*** Task material ***
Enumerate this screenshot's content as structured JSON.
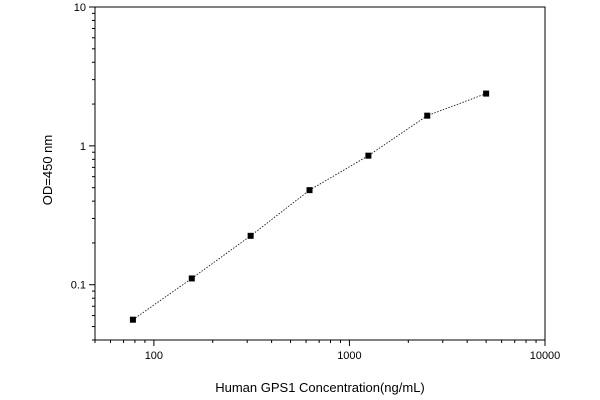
{
  "chart_data": {
    "type": "scatter",
    "x_scale": "log",
    "y_scale": "log",
    "xlabel": "Human GPS1 Concentration(ng/mL)",
    "ylabel": "OD=450 nm",
    "xlim": [
      50,
      10000
    ],
    "ylim": [
      0.04,
      10
    ],
    "x_ticks": [
      {
        "value": 100,
        "label": "100"
      },
      {
        "value": 1000,
        "label": "1000"
      },
      {
        "value": 10000,
        "label": "10000"
      }
    ],
    "y_ticks": [
      {
        "value": 0.1,
        "label": "0.1"
      },
      {
        "value": 1,
        "label": "1"
      },
      {
        "value": 10,
        "label": "10"
      }
    ],
    "grid": false,
    "legend": "none",
    "series": [
      {
        "x": [
          78.13,
          156.25,
          312.5,
          625,
          1250,
          2500,
          5000
        ],
        "y": [
          0.056,
          0.111,
          0.225,
          0.48,
          0.85,
          1.65,
          2.38
        ],
        "marker": "square",
        "line": "dotted",
        "color": "#000000"
      }
    ]
  }
}
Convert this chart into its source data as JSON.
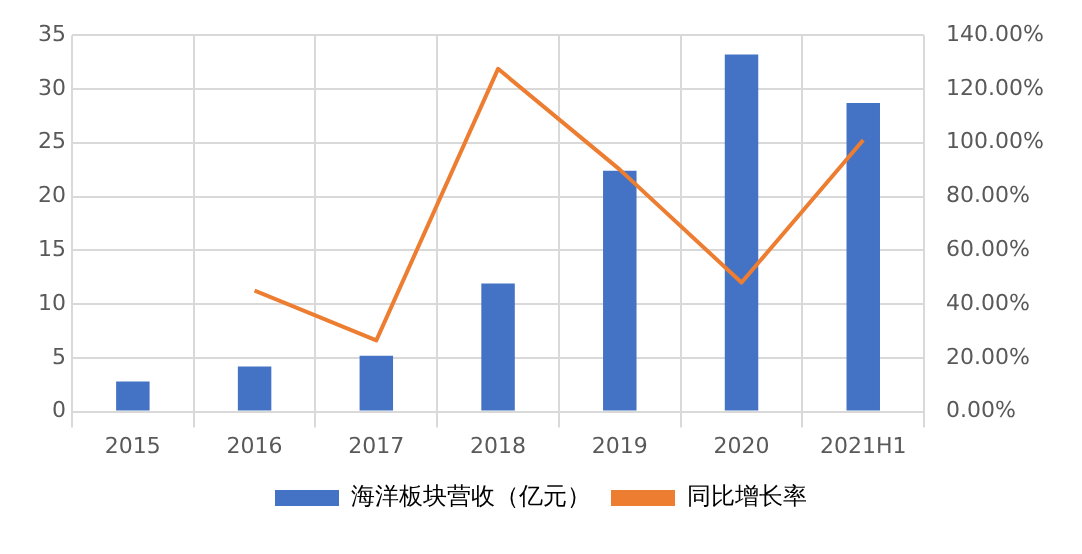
{
  "chart_data": {
    "type": "bar",
    "categories": [
      "2015",
      "2016",
      "2017",
      "2018",
      "2019",
      "2020",
      "2021H1"
    ],
    "series": [
      {
        "name": "海洋板块营收（亿元）",
        "color": "#4472c4",
        "values": [
          2.8,
          4.2,
          5.2,
          11.9,
          22.4,
          33.2,
          28.7
        ]
      },
      {
        "name": "同比增长率",
        "type": "line",
        "axis": "y2",
        "color": "#ed7d31",
        "values": [
          null,
          45,
          26.5,
          127.5,
          90,
          48,
          101
        ]
      }
    ],
    "ylim": [
      0,
      35
    ],
    "yticks": [
      0,
      5,
      10,
      15,
      20,
      25,
      30,
      35
    ],
    "y2lim": [
      0,
      140
    ],
    "y2ticks": [
      {
        "value": 0,
        "label": "0.00%"
      },
      {
        "value": 20,
        "label": "20.00%"
      },
      {
        "value": 40,
        "label": "40.00%"
      },
      {
        "value": 60,
        "label": "60.00%"
      },
      {
        "value": 80,
        "label": "80.00%"
      },
      {
        "value": 100,
        "label": "100.00%"
      },
      {
        "value": 120,
        "label": "120.00%"
      },
      {
        "value": 140,
        "label": "140.00%"
      }
    ],
    "grid": true,
    "legend": "bottom",
    "marker": "none"
  }
}
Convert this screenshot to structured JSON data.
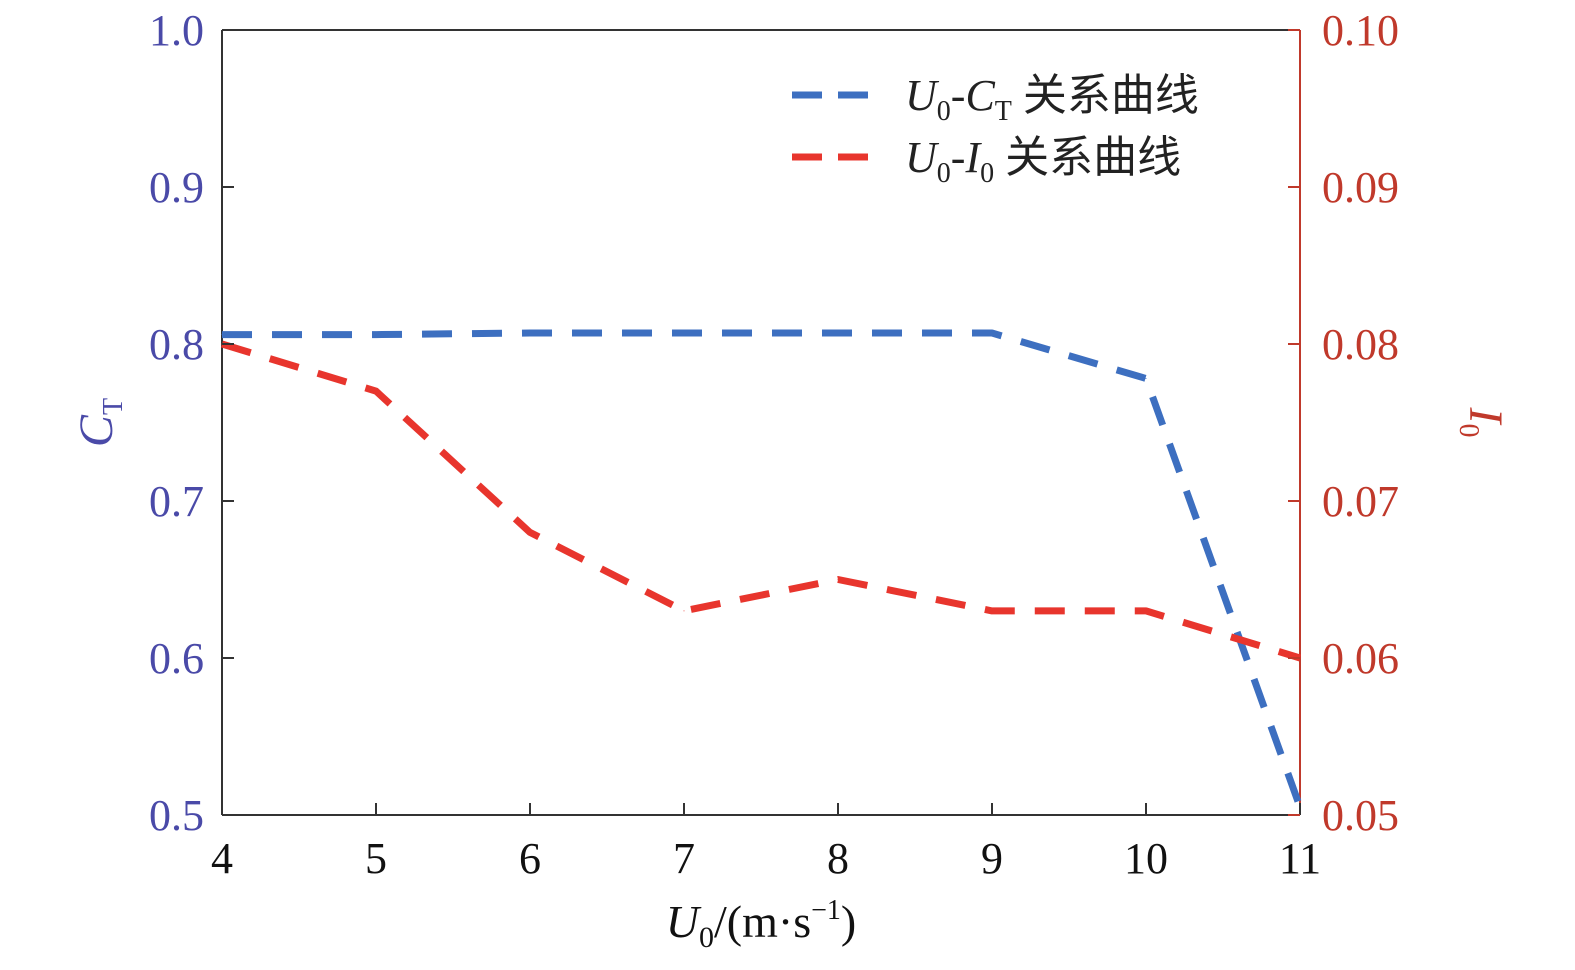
{
  "chart_data": {
    "type": "line",
    "title": "",
    "x": [
      4,
      5,
      6,
      7,
      8,
      9,
      10,
      11
    ],
    "xlim": [
      4,
      11
    ],
    "xticks": [
      "4",
      "5",
      "6",
      "7",
      "8",
      "9",
      "10",
      "11"
    ],
    "xlabel": {
      "main": "U",
      "sub": "0",
      "rest": "/(m·s",
      "sup": "−1",
      "end": ")"
    },
    "y_left": {
      "label": {
        "main": "C",
        "sub": "T"
      },
      "lim": [
        0.5,
        1.0
      ],
      "ticks": [
        "0.5",
        "0.6",
        "0.7",
        "0.8",
        "0.9",
        "1.0"
      ],
      "color": "#4a4aa8"
    },
    "y_right": {
      "label": {
        "main": "I",
        "sub": "0"
      },
      "lim": [
        0.05,
        0.1
      ],
      "ticks": [
        "0.05",
        "0.06",
        "0.07",
        "0.08",
        "0.09",
        "0.10"
      ],
      "color": "#c0392b"
    },
    "series": [
      {
        "name": "U0-CT 关系曲线",
        "legend": {
          "a": "U",
          "a_sub": "0",
          "dash": "-",
          "b": "C",
          "b_sub": "T",
          "suffix": " 关系曲线"
        },
        "axis": "left",
        "color": "#3d6fc0",
        "values": [
          0.806,
          0.806,
          0.807,
          0.807,
          0.807,
          0.807,
          0.778,
          0.505
        ]
      },
      {
        "name": "U0-I0 关系曲线",
        "legend": {
          "a": "U",
          "a_sub": "0",
          "dash": "-",
          "b": "I",
          "b_sub": "0",
          "suffix": " 关系曲线"
        },
        "axis": "right",
        "color": "#e8352d",
        "values": [
          0.08,
          0.077,
          0.068,
          0.063,
          0.065,
          0.063,
          0.063,
          0.06
        ]
      }
    ],
    "grid": false,
    "legend_position": "top-right"
  }
}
***
**Task to complete**
Determine how many lines of the listing above hold the word "this". Report that number without anything else.

**The completed task**
3